───── Records supplied

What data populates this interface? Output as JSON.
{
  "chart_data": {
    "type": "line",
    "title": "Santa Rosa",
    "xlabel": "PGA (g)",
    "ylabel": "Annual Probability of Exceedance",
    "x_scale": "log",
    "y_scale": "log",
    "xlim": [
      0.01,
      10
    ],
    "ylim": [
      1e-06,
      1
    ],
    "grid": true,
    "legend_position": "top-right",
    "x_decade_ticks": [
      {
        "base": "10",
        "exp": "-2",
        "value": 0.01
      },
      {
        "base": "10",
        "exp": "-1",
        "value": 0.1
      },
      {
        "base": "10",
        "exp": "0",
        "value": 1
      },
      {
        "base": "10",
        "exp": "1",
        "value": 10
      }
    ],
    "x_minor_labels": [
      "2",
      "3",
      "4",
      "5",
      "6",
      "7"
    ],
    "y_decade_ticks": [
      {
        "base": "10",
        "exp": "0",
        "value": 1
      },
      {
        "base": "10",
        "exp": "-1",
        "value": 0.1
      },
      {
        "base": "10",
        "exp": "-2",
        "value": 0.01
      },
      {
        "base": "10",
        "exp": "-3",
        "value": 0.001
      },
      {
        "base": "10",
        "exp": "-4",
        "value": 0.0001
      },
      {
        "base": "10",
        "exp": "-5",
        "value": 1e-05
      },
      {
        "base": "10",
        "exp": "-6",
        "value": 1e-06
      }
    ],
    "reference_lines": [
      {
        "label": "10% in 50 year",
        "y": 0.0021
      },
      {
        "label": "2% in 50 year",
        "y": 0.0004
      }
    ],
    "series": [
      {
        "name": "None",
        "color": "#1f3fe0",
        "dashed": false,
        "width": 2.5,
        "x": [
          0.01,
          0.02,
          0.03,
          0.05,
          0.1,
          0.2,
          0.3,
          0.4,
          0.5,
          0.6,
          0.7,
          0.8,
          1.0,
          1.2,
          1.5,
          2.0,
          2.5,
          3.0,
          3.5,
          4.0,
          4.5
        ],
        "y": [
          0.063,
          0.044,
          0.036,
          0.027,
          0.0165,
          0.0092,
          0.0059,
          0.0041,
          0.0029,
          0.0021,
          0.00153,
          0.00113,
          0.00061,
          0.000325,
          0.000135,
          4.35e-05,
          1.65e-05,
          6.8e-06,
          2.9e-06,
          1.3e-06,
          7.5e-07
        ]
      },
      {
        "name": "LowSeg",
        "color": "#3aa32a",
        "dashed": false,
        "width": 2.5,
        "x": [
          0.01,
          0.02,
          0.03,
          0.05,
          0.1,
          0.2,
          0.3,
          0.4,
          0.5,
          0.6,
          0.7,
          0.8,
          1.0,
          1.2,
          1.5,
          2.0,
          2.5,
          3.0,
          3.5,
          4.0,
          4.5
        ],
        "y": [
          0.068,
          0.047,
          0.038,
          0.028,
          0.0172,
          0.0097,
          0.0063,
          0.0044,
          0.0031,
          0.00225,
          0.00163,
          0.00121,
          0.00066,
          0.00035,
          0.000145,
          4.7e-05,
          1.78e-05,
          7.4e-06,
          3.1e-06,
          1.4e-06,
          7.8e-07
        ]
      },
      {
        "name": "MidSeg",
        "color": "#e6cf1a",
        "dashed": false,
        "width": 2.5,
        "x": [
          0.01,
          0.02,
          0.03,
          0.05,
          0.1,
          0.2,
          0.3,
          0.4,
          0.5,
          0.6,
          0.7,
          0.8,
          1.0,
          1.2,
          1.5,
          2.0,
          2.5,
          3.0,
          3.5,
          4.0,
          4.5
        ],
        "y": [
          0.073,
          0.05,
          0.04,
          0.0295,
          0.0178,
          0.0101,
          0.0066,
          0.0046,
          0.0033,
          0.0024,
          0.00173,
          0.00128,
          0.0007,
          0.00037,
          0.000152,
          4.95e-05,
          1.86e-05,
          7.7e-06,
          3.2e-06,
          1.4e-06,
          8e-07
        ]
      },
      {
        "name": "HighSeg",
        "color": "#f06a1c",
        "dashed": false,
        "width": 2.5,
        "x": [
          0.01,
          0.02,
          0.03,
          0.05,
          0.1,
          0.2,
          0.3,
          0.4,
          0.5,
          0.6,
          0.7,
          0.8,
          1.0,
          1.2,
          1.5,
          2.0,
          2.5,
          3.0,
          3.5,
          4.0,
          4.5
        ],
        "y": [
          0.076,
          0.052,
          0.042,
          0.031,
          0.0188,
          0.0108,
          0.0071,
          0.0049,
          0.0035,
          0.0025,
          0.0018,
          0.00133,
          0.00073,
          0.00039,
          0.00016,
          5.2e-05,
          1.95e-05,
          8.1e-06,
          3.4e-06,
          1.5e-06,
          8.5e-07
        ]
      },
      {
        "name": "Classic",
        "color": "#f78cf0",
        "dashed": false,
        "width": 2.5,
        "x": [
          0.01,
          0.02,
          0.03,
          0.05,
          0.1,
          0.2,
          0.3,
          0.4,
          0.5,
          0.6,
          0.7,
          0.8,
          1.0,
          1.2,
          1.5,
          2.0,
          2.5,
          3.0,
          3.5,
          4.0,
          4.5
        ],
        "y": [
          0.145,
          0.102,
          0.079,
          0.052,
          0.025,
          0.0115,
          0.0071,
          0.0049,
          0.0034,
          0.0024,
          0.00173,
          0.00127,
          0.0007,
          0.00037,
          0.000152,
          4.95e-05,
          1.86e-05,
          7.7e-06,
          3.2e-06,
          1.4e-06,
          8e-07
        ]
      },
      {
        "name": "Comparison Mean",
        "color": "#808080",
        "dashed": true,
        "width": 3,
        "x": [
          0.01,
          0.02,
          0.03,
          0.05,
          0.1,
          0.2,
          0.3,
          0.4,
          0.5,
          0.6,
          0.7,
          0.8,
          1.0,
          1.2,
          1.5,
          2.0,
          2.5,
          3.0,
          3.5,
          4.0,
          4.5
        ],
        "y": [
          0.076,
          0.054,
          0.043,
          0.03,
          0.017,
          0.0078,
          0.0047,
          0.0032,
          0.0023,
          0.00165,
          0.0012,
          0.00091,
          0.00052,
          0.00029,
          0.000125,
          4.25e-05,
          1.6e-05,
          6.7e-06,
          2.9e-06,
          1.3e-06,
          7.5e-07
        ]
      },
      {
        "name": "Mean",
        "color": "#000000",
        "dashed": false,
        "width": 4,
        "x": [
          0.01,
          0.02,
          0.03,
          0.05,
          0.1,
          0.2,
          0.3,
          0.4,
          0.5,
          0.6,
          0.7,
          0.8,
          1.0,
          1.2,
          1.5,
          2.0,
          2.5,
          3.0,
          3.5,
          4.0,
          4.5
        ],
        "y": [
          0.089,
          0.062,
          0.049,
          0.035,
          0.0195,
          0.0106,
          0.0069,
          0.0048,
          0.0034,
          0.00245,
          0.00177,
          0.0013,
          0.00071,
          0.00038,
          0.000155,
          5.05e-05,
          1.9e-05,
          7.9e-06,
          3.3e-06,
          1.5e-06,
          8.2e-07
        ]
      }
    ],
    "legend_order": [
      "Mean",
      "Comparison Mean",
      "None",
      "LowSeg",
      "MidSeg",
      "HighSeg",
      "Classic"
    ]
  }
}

──────────

### Your instructions
Examine the records and pull out every line where the string "Mean" occurs.

### Complete answer
        "name": "Comparison Mean",
        "name": "Mean",
      "Mean",
      "Comparison Mean",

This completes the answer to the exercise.